_THE PROBLEM_. Restate, word for word, all of the material shown below.

________________________

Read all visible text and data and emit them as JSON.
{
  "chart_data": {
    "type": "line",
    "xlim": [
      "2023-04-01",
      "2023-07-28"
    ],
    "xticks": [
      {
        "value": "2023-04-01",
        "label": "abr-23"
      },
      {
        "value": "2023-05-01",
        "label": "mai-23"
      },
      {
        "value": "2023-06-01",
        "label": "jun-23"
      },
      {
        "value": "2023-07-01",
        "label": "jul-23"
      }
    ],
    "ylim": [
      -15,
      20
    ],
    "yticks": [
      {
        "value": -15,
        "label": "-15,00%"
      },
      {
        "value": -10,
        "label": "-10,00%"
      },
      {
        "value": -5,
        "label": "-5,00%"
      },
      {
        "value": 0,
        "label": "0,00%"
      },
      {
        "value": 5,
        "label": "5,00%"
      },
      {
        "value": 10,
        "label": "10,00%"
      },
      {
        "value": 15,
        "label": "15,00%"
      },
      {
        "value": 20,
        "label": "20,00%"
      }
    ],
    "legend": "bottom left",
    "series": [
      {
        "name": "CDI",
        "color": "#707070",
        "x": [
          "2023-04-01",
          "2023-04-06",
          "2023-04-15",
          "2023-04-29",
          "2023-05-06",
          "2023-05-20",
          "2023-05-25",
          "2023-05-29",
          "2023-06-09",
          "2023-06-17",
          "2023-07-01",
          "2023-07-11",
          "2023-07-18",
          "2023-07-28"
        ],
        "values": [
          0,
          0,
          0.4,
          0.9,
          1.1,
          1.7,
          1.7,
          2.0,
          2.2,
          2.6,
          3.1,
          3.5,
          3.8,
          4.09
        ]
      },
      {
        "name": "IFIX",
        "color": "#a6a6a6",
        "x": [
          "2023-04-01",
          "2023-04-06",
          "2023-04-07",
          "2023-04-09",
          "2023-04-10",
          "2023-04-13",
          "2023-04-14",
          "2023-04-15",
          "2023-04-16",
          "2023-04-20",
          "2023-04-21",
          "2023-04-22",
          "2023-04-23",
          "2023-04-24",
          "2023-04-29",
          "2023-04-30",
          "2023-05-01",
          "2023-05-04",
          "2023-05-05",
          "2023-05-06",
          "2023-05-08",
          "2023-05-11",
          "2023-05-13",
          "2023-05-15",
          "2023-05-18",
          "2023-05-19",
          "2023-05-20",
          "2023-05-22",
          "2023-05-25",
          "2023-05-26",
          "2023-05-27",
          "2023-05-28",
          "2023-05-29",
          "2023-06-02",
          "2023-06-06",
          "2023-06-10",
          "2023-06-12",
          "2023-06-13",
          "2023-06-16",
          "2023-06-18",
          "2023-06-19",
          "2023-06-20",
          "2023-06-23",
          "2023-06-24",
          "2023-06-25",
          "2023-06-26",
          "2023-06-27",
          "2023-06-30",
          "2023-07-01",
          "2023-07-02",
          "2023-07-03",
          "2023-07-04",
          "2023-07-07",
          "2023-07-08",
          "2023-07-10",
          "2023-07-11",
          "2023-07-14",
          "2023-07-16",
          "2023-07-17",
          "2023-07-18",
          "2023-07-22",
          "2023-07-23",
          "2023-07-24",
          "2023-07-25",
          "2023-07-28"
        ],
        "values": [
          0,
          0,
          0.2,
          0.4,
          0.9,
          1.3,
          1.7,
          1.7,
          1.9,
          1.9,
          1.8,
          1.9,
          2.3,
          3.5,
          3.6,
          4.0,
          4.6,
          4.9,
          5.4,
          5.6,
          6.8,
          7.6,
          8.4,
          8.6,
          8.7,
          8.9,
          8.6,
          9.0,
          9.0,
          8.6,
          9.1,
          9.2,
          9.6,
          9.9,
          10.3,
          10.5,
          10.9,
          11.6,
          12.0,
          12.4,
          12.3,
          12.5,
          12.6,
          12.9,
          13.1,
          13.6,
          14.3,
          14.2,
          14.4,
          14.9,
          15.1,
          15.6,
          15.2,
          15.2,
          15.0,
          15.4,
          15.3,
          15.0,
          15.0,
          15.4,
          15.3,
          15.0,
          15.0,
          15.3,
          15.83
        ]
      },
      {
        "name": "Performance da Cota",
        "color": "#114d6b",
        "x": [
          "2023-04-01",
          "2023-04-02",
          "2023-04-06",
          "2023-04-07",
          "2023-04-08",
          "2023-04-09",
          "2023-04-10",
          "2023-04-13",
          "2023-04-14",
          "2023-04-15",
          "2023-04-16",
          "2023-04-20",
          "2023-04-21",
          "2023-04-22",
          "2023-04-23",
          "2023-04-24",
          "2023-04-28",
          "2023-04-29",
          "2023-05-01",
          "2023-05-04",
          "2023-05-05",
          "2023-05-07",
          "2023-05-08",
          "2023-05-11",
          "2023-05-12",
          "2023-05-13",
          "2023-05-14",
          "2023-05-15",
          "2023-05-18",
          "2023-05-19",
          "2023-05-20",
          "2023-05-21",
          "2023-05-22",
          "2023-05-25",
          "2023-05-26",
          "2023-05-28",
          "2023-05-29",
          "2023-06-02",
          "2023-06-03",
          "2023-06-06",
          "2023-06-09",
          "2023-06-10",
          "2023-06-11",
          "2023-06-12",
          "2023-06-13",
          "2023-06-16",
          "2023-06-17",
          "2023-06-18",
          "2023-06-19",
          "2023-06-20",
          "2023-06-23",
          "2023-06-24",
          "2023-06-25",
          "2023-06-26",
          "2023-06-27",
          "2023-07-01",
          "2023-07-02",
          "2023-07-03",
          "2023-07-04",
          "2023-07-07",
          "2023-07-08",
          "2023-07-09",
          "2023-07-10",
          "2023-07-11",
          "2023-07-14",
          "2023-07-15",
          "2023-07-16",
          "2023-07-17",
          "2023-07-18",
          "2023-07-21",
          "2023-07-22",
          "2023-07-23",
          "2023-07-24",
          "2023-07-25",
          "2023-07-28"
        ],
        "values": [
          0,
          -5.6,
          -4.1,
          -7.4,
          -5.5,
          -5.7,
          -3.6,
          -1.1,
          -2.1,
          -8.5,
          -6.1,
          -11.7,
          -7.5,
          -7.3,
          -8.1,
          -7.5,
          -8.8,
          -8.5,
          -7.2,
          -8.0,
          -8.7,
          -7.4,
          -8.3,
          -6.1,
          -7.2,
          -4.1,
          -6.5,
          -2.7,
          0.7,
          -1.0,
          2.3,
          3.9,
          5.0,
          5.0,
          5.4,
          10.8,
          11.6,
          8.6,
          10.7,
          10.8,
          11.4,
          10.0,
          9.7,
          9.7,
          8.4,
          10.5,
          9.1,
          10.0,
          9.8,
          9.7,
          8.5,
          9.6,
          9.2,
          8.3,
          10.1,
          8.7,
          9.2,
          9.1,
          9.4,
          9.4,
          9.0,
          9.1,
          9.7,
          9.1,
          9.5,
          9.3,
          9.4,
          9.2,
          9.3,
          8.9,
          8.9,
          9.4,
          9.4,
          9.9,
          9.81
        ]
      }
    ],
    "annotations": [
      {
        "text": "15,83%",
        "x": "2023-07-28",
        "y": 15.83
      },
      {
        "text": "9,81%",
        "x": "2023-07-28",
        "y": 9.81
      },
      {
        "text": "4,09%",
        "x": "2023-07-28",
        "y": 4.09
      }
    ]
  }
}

________________________

_SOLUTION TO THE PROBLEM_.
Read all visible text and data and emit them as JSON.
{
  "chart_data": {
    "type": "line",
    "xlim": [
      "2023-04-01",
      "2023-07-28"
    ],
    "xticks": [
      {
        "value": "2023-04-01",
        "label": "abr-23"
      },
      {
        "value": "2023-05-01",
        "label": "mai-23"
      },
      {
        "value": "2023-06-01",
        "label": "jun-23"
      },
      {
        "value": "2023-07-01",
        "label": "jul-23"
      }
    ],
    "ylim": [
      -15,
      20
    ],
    "yticks": [
      {
        "value": -15,
        "label": "-15,00%"
      },
      {
        "value": -10,
        "label": "-10,00%"
      },
      {
        "value": -5,
        "label": "-5,00%"
      },
      {
        "value": 0,
        "label": "0,00%"
      },
      {
        "value": 5,
        "label": "5,00%"
      },
      {
        "value": 10,
        "label": "10,00%"
      },
      {
        "value": 15,
        "label": "15,00%"
      },
      {
        "value": 20,
        "label": "20,00%"
      }
    ],
    "legend": "bottom left",
    "series": [
      {
        "name": "CDI",
        "color": "#707070",
        "x": [
          "2023-04-01",
          "2023-04-06",
          "2023-04-15",
          "2023-04-29",
          "2023-05-06",
          "2023-05-20",
          "2023-05-25",
          "2023-05-29",
          "2023-06-09",
          "2023-06-17",
          "2023-07-01",
          "2023-07-11",
          "2023-07-18",
          "2023-07-28"
        ],
        "values": [
          0,
          0,
          0.4,
          0.9,
          1.1,
          1.7,
          1.7,
          2.0,
          2.2,
          2.6,
          3.1,
          3.5,
          3.8,
          4.09
        ]
      },
      {
        "name": "IFIX",
        "color": "#a6a6a6",
        "x": [
          "2023-04-01",
          "2023-04-06",
          "2023-04-07",
          "2023-04-09",
          "2023-04-10",
          "2023-04-13",
          "2023-04-14",
          "2023-04-15",
          "2023-04-16",
          "2023-04-20",
          "2023-04-21",
          "2023-04-22",
          "2023-04-23",
          "2023-04-24",
          "2023-04-29",
          "2023-04-30",
          "2023-05-01",
          "2023-05-04",
          "2023-05-05",
          "2023-05-06",
          "2023-05-08",
          "2023-05-11",
          "2023-05-13",
          "2023-05-15",
          "2023-05-18",
          "2023-05-19",
          "2023-05-20",
          "2023-05-22",
          "2023-05-25",
          "2023-05-26",
          "2023-05-27",
          "2023-05-28",
          "2023-05-29",
          "2023-06-02",
          "2023-06-06",
          "2023-06-10",
          "2023-06-12",
          "2023-06-13",
          "2023-06-16",
          "2023-06-18",
          "2023-06-19",
          "2023-06-20",
          "2023-06-23",
          "2023-06-24",
          "2023-06-25",
          "2023-06-26",
          "2023-06-27",
          "2023-06-30",
          "2023-07-01",
          "2023-07-02",
          "2023-07-03",
          "2023-07-04",
          "2023-07-07",
          "2023-07-08",
          "2023-07-10",
          "2023-07-11",
          "2023-07-14",
          "2023-07-16",
          "2023-07-17",
          "2023-07-18",
          "2023-07-22",
          "2023-07-23",
          "2023-07-24",
          "2023-07-25",
          "2023-07-28"
        ],
        "values": [
          0,
          0,
          0.2,
          0.4,
          0.9,
          1.3,
          1.7,
          1.7,
          1.9,
          1.9,
          1.8,
          1.9,
          2.3,
          3.5,
          3.6,
          4.0,
          4.6,
          4.9,
          5.4,
          5.6,
          6.8,
          7.6,
          8.4,
          8.6,
          8.7,
          8.9,
          8.6,
          9.0,
          9.0,
          8.6,
          9.1,
          9.2,
          9.6,
          9.9,
          10.3,
          10.5,
          10.9,
          11.6,
          12.0,
          12.4,
          12.3,
          12.5,
          12.6,
          12.9,
          13.1,
          13.6,
          14.3,
          14.2,
          14.4,
          14.9,
          15.1,
          15.6,
          15.2,
          15.2,
          15.0,
          15.4,
          15.3,
          15.0,
          15.0,
          15.4,
          15.3,
          15.0,
          15.0,
          15.3,
          15.83
        ]
      },
      {
        "name": "Performance da Cota",
        "color": "#114d6b",
        "x": [
          "2023-04-01",
          "2023-04-02",
          "2023-04-06",
          "2023-04-07",
          "2023-04-08",
          "2023-04-09",
          "2023-04-10",
          "2023-04-13",
          "2023-04-14",
          "2023-04-15",
          "2023-04-16",
          "2023-04-20",
          "2023-04-21",
          "2023-04-22",
          "2023-04-23",
          "2023-04-24",
          "2023-04-28",
          "2023-04-29",
          "2023-05-01",
          "2023-05-04",
          "2023-05-05",
          "2023-05-07",
          "2023-05-08",
          "2023-05-11",
          "2023-05-12",
          "2023-05-13",
          "2023-05-14",
          "2023-05-15",
          "2023-05-18",
          "2023-05-19",
          "2023-05-20",
          "2023-05-21",
          "2023-05-22",
          "2023-05-25",
          "2023-05-26",
          "2023-05-28",
          "2023-05-29",
          "2023-06-02",
          "2023-06-03",
          "2023-06-06",
          "2023-06-09",
          "2023-06-10",
          "2023-06-11",
          "2023-06-12",
          "2023-06-13",
          "2023-06-16",
          "2023-06-17",
          "2023-06-18",
          "2023-06-19",
          "2023-06-20",
          "2023-06-23",
          "2023-06-24",
          "2023-06-25",
          "2023-06-26",
          "2023-06-27",
          "2023-07-01",
          "2023-07-02",
          "2023-07-03",
          "2023-07-04",
          "2023-07-07",
          "2023-07-08",
          "2023-07-09",
          "2023-07-10",
          "2023-07-11",
          "2023-07-14",
          "2023-07-15",
          "2023-07-16",
          "2023-07-17",
          "2023-07-18",
          "2023-07-21",
          "2023-07-22",
          "2023-07-23",
          "2023-07-24",
          "2023-07-25",
          "2023-07-28"
        ],
        "values": [
          0,
          -5.6,
          -4.1,
          -7.4,
          -5.5,
          -5.7,
          -3.6,
          -1.1,
          -2.1,
          -8.5,
          -6.1,
          -11.7,
          -7.5,
          -7.3,
          -8.1,
          -7.5,
          -8.8,
          -8.5,
          -7.2,
          -8.0,
          -8.7,
          -7.4,
          -8.3,
          -6.1,
          -7.2,
          -4.1,
          -6.5,
          -2.7,
          0.7,
          -1.0,
          2.3,
          3.9,
          5.0,
          5.0,
          5.4,
          10.8,
          11.6,
          8.6,
          10.7,
          10.8,
          11.4,
          10.0,
          9.7,
          9.7,
          8.4,
          10.5,
          9.1,
          10.0,
          9.8,
          9.7,
          8.5,
          9.6,
          9.2,
          8.3,
          10.1,
          8.7,
          9.2,
          9.1,
          9.4,
          9.4,
          9.0,
          9.1,
          9.7,
          9.1,
          9.5,
          9.3,
          9.4,
          9.2,
          9.3,
          8.9,
          8.9,
          9.4,
          9.4,
          9.9,
          9.81
        ]
      }
    ],
    "annotations": [
      {
        "text": "15,83%",
        "x": "2023-07-28",
        "y": 15.83
      },
      {
        "text": "9,81%",
        "x": "2023-07-28",
        "y": 9.81
      },
      {
        "text": "4,09%",
        "x": "2023-07-28",
        "y": 4.09
      }
    ]
  }
}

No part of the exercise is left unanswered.